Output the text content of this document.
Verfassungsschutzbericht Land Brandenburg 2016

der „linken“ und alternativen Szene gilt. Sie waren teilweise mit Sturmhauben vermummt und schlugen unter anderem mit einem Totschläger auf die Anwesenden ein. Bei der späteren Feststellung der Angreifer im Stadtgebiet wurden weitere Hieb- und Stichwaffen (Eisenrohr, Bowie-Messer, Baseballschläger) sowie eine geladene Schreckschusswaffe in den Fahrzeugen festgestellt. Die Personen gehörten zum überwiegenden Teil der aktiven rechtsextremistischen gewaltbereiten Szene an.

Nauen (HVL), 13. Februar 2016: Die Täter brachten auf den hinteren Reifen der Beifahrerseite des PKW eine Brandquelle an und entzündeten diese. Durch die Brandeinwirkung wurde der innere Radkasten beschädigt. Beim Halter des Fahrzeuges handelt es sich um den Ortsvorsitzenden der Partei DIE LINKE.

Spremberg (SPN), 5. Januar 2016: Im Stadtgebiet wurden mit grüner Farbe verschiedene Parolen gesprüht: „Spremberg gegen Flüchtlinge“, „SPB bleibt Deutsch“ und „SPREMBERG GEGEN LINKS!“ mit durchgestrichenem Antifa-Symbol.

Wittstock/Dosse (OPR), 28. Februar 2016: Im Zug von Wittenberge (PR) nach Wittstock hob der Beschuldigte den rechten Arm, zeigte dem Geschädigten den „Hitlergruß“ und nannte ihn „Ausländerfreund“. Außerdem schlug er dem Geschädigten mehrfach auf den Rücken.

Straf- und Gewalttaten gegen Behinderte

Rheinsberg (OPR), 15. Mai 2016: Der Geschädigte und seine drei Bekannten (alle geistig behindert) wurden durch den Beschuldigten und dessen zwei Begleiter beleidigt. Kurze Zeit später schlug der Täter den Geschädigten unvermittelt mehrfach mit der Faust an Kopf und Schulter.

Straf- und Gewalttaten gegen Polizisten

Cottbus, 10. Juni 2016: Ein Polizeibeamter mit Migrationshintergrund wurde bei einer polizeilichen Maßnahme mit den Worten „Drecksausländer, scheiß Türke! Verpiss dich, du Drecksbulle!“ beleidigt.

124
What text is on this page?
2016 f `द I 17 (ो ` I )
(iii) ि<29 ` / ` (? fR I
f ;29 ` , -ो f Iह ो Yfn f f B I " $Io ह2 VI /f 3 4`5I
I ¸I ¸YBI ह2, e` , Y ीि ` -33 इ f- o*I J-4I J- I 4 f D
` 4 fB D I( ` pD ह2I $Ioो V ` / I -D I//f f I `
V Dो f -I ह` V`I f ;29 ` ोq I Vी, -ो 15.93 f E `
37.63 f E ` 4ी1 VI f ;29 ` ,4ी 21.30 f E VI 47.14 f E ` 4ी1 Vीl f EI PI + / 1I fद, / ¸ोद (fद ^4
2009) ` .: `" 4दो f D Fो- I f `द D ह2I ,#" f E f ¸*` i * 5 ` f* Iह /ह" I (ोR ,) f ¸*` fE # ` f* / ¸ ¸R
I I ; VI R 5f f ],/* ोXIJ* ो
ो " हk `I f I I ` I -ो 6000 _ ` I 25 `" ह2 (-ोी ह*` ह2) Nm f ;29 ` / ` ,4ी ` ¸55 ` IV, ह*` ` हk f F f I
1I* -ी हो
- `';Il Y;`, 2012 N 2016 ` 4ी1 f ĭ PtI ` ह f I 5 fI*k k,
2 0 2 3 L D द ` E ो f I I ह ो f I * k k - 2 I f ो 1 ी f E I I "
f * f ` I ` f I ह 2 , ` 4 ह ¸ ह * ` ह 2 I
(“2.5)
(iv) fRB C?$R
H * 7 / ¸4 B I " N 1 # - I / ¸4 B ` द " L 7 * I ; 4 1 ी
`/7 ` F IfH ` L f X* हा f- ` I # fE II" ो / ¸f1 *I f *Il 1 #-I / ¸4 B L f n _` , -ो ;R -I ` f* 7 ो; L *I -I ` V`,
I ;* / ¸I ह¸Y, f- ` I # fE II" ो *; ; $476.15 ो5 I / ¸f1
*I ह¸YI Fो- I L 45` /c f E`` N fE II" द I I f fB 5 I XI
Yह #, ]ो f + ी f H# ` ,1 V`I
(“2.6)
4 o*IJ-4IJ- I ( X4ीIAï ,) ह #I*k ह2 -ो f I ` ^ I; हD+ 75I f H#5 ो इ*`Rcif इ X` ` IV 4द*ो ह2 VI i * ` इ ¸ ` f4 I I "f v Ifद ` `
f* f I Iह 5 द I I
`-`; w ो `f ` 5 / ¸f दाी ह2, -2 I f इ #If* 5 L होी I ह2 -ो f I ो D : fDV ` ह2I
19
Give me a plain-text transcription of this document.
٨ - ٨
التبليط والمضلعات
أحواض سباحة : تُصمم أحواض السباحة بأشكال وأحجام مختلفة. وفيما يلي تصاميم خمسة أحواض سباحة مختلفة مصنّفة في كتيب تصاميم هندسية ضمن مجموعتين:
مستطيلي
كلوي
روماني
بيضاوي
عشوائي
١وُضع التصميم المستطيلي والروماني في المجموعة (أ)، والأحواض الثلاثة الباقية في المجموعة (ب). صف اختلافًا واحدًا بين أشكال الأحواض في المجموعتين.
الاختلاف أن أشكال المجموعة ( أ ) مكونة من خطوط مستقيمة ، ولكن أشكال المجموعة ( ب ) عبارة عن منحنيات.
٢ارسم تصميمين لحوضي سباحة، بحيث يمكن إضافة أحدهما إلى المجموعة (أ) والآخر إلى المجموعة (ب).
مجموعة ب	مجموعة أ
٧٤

────────────────

### WORK TO BE COMPLETED
Starting with the line that contains "Give me a plain-text", output every line through the end of the listing above, unchanged.

### EXERCISE SOLUTION
Give me a plain-text transcription of this document.
٨ - ٨
التبليط والمضلعات
أحواض سباحة : تُصمم أحواض السباحة بأشكال وأحجام مختلفة. وفيما يلي تصاميم خمسة أحواض سباحة مختلفة مصنّفة في كتيب تصاميم هندسية ضمن مجموعتين:
مستطيلي
كلوي
روماني
بيضاوي
عشوائي
١وُضع التصميم المستطيلي والروماني في المجموعة (أ)، والأحواض الثلاثة الباقية في المجموعة (ب). صف اختلافًا واحدًا بين أشكال الأحواض في المجموعتين.
الاختلاف أن أشكال المجموعة ( أ ) مكونة من خطوط مستقيمة ، ولكن أشكال المجموعة ( ب ) عبارة عن منحنيات.
٢ارسم تصميمين لحوضي سباحة، بحيث يمكن إضافة أحدهما إلى المجموعة (أ) والآخر إلى المجموعة (ب).
مجموعة ب	مجموعة أ
٧٤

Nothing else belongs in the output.